:: Work to do ::
Print every entry word for word, but omit the pictures.

Dataset records:

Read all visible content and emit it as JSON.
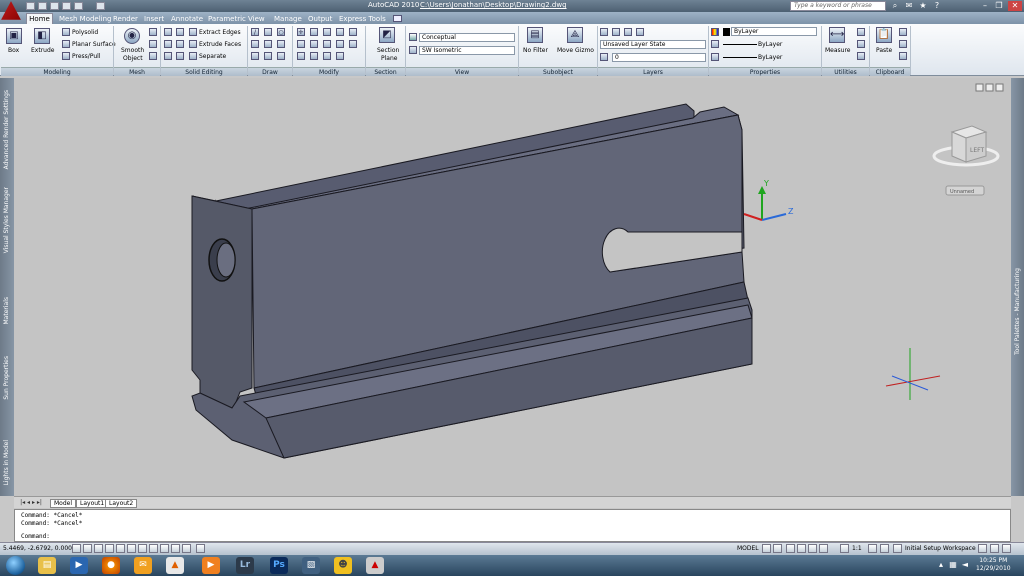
{
  "titlebar": {
    "title": "AutoCAD 2010",
    "file_path": "C:\\Users\\Jonathan\\Desktop\\Drawing2.dwg",
    "search_placeholder": "Type a keyword or phrase"
  },
  "tabs": [
    "Home",
    "Mesh Modeling",
    "Render",
    "Insert",
    "Annotate",
    "Parametric",
    "View",
    "Manage",
    "Output",
    "Express Tools"
  ],
  "ribbon": {
    "modeling": {
      "title": "Modeling",
      "box": "Box",
      "extrude": "Extrude",
      "polysolid": "Polysolid",
      "planar_surface": "Planar Surface",
      "press_pull": "Press/Pull"
    },
    "mesh": {
      "title": "Mesh",
      "smooth_object_line1": "Smooth",
      "smooth_object_line2": "Object"
    },
    "solid_editing": {
      "title": "Solid Editing",
      "extract_edges": "Extract Edges",
      "extrude_faces": "Extrude Faces",
      "separate": "Separate"
    },
    "draw": {
      "title": "Draw"
    },
    "modify": {
      "title": "Modify"
    },
    "section": {
      "title": "Section",
      "section_plane_line1": "Section",
      "section_plane_line2": "Plane"
    },
    "view": {
      "title": "View",
      "visual_style": "Conceptual",
      "view_direction": "SW Isometric"
    },
    "subobject": {
      "title": "Subobject",
      "no_filter": "No Filter",
      "move_gizmo": "Move Gizmo"
    },
    "layers": {
      "title": "Layers",
      "layer_state": "Unsaved Layer State",
      "current_layer": "0"
    },
    "properties": {
      "title": "Properties",
      "color": "ByLayer",
      "linetype": "ByLayer",
      "lineweight": "ByLayer"
    },
    "utilities": {
      "title": "Utilities",
      "measure": "Measure"
    },
    "clipboard": {
      "title": "Clipboard",
      "paste": "Paste"
    }
  },
  "side_palettes": {
    "left": [
      "Advanced Render Settings",
      "Visual Styles Manager",
      "Materials",
      "Sun Properties",
      "Lights in Model"
    ],
    "right": "Tool Palettes - Manufacturing"
  },
  "viewcube": {
    "face_label": "LEFT",
    "unnamed_label": "Unnamed"
  },
  "layout_tabs": [
    "Model",
    "Layout1",
    "Layout2"
  ],
  "command_history": [
    "Command: *Cancel*",
    "Command: *Cancel*"
  ],
  "command_prompt": "Command:",
  "status": {
    "coordinates": "5.4469, -2.6792, 0.0000",
    "model_label": "MODEL",
    "scale": "1:1",
    "workspace": "Initial Setup Workspace"
  },
  "taskbar": {
    "apps": [
      "Windows Explorer",
      "Media Player",
      "Firefox",
      "Outlook",
      "VLC",
      "Lightroom",
      "Photoshop",
      "Image Viewer",
      "Messenger",
      "AutoCAD"
    ],
    "lr_label": "Lr",
    "ps_label": "Ps",
    "time": "10:25 PM",
    "date": "12/29/2010"
  }
}
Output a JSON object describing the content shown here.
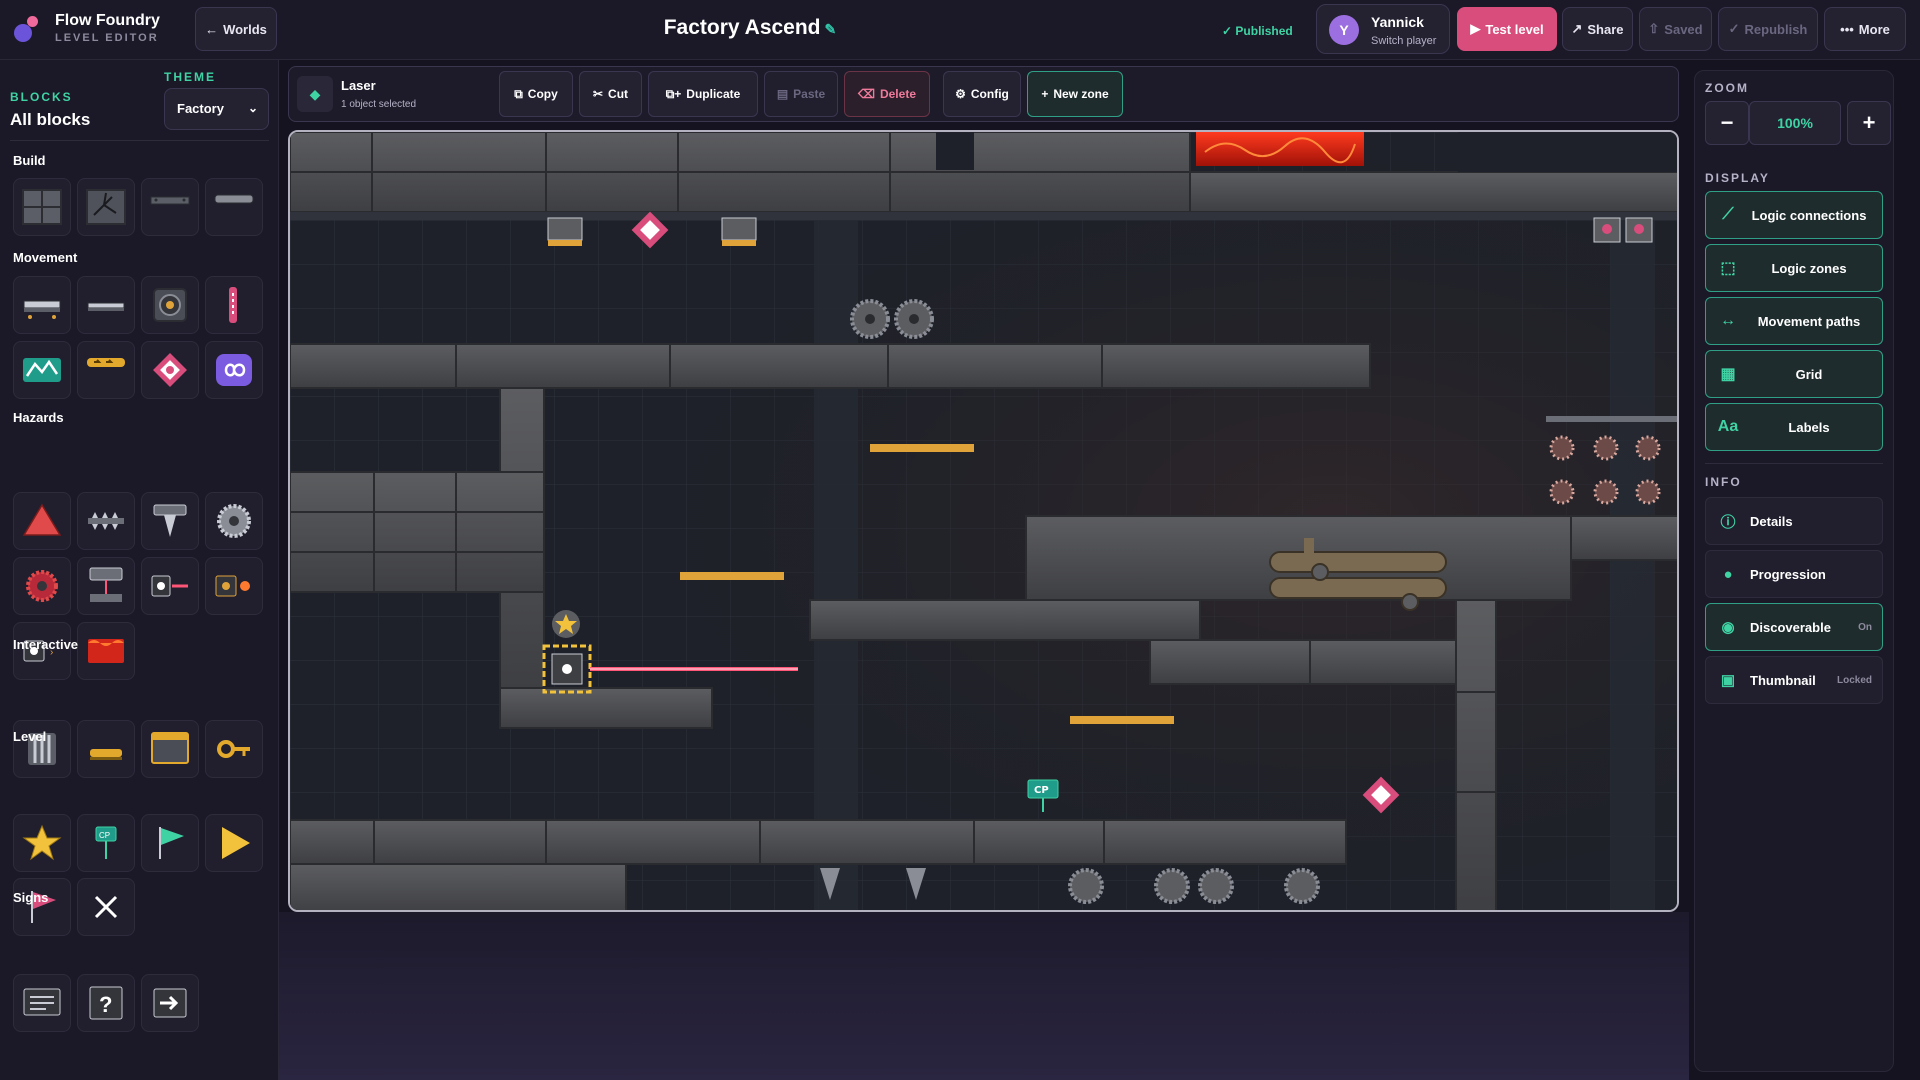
{
  "app": {
    "name": "Flow Foundry",
    "subtitle": "LEVEL EDITOR"
  },
  "header": {
    "worlds_label": "Worlds",
    "level_title": "Factory Ascend",
    "status": "Published",
    "player": {
      "initial": "Y",
      "name": "Yannick",
      "action": "Switch player"
    },
    "buttons": {
      "test": "Test level",
      "share": "Share",
      "saved": "Saved",
      "republish": "Republish",
      "more": "More"
    }
  },
  "sidebar": {
    "blocks_label": "BLOCKS",
    "all_blocks": "All blocks",
    "theme_label": "THEME",
    "theme_value": "Factory",
    "categories": [
      "Build",
      "Movement",
      "Hazards",
      "Interactive",
      "Level",
      "Signs"
    ]
  },
  "toolbar": {
    "selected_name": "Laser",
    "selected_count": "1 object selected",
    "buttons": [
      "Copy",
      "Cut",
      "Duplicate",
      "Paste",
      "Delete",
      "Config",
      "New zone"
    ]
  },
  "canvas": {
    "checkpoint_label": "CP"
  },
  "right_panel": {
    "zoom_label": "ZOOM",
    "zoom_value": "100%",
    "display_label": "DISPLAY",
    "display_items": [
      "Logic connections",
      "Logic zones",
      "Movement paths",
      "Grid",
      "Labels"
    ],
    "info_label": "INFO",
    "info_items": [
      {
        "label": "Details",
        "tag": ""
      },
      {
        "label": "Progression",
        "tag": ""
      },
      {
        "label": "Discoverable",
        "tag": "On"
      },
      {
        "label": "Thumbnail",
        "tag": "Locked"
      }
    ]
  },
  "colors": {
    "accent": "#3fd3a4",
    "danger": "#d94d7d",
    "laser": "#ff5577",
    "lava": "#d2261a"
  }
}
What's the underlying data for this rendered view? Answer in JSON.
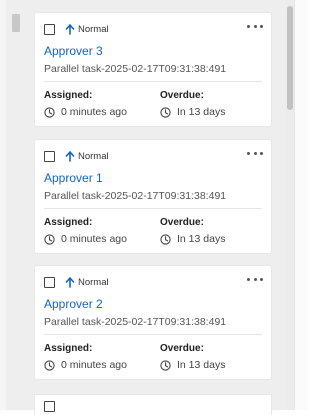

:: Written response ::
Read all visible content and emit it as JSON.
{
  "titlebar": {
    "title": "AutoCAD 2010",
    "file_path": "C:\\Users\\Jonathan\\Desktop\\Drawing2.dwg",
    "search_placeholder": "Type a keyword or phrase"
  },
  "tabs": [
    "Home",
    "Mesh Modeling",
    "Render",
    "Insert",
    "Annotate",
    "Parametric",
    "View",
    "Manage",
    "Output",
    "Express Tools"
  ],
  "ribbon": {
    "modeling": {
      "title": "Modeling",
      "box": "Box",
      "extrude": "Extrude",
      "polysolid": "Polysolid",
      "planar_surface": "Planar Surface",
      "press_pull": "Press/Pull"
    },
    "mesh": {
      "title": "Mesh",
      "smooth_object_line1": "Smooth",
      "smooth_object_line2": "Object"
    },
    "solid_editing": {
      "title": "Solid Editing",
      "extract_edges": "Extract Edges",
      "extrude_faces": "Extrude Faces",
      "separate": "Separate"
    },
    "draw": {
      "title": "Draw"
    },
    "modify": {
      "title": "Modify"
    },
    "section": {
      "title": "Section",
      "section_plane_line1": "Section",
      "section_plane_line2": "Plane"
    },
    "view": {
      "title": "View",
      "visual_style": "Conceptual",
      "view_direction": "SW Isometric"
    },
    "subobject": {
      "title": "Subobject",
      "no_filter": "No Filter",
      "move_gizmo": "Move Gizmo"
    },
    "layers": {
      "title": "Layers",
      "layer_state": "Unsaved Layer State",
      "current_layer": "0"
    },
    "properties": {
      "title": "Properties",
      "color": "ByLayer",
      "linetype": "ByLayer",
      "lineweight": "ByLayer"
    },
    "utilities": {
      "title": "Utilities",
      "measure": "Measure"
    },
    "clipboard": {
      "title": "Clipboard",
      "paste": "Paste"
    }
  },
  "side_palettes": {
    "left": [
      "Advanced Render Settings",
      "Visual Styles Manager",
      "Materials",
      "Sun Properties",
      "Lights in Model"
    ],
    "right": "Tool Palettes - Manufacturing"
  },
  "viewcube": {
    "face_label": "LEFT",
    "unnamed_label": "Unnamed"
  },
  "layout_tabs": [
    "Model",
    "Layout1",
    "Layout2"
  ],
  "command_history": [
    "Command: *Cancel*",
    "Command: *Cancel*"
  ],
  "command_prompt": "Command:",
  "status": {
    "coordinates": "5.4469, -2.6792, 0.0000",
    "model_label": "MODEL",
    "scale": "1:1",
    "workspace": "Initial Setup Workspace"
  },
  "taskbar": {
    "apps": [
      "Windows Explorer",
      "Media Player",
      "Firefox",
      "Outlook",
      "VLC",
      "Lightroom",
      "Photoshop",
      "Image Viewer",
      "Messenger",
      "AutoCAD"
    ],
    "lr_label": "Lr",
    "ps_label": "Ps",
    "time": "10:25 PM",
    "date": "12/29/2010"
  }
}
Output a JSON object describing the content shown here.
{
  "app": {
    "name": "Flow Foundry",
    "subtitle": "LEVEL EDITOR"
  },
  "header": {
    "worlds_label": "Worlds",
    "level_title": "Factory Ascend",
    "status": "Published",
    "player": {
      "initial": "Y",
      "name": "Yannick",
      "action": "Switch player"
    },
    "buttons": {
      "test": "Test level",
      "share": "Share",
      "saved": "Saved",
      "republish": "Republish",
      "more": "More"
    }
  },
  "sidebar": {
    "blocks_label": "BLOCKS",
    "all_blocks": "All blocks",
    "theme_label": "THEME",
    "theme_value": "Factory",
    "categories": [
      "Build",
      "Movement",
      "Hazards",
      "Interactive",
      "Level",
      "Signs"
    ]
  },
  "toolbar": {
    "selected_name": "Laser",
    "selected_count": "1 object selected",
    "buttons": [
      "Copy",
      "Cut",
      "Duplicate",
      "Paste",
      "Delete",
      "Config",
      "New zone"
    ]
  },
  "canvas": {
    "checkpoint_label": "CP"
  },
  "right_panel": {
    "zoom_label": "ZOOM",
    "zoom_value": "100%",
    "display_label": "DISPLAY",
    "display_items": [
      "Logic connections",
      "Logic zones",
      "Movement paths",
      "Grid",
      "Labels"
    ],
    "info_label": "INFO",
    "info_items": [
      {
        "label": "Details",
        "tag": ""
      },
      {
        "label": "Progression",
        "tag": ""
      },
      {
        "label": "Discoverable",
        "tag": "On"
      },
      {
        "label": "Thumbnail",
        "tag": "Locked"
      }
    ]
  },
  "colors": {
    "accent": "#3fd3a4",
    "danger": "#d94d7d",
    "laser": "#ff5577",
    "lava": "#d2261a"
  }
}
What's the underlying data for this rendered view? Answer in JSON.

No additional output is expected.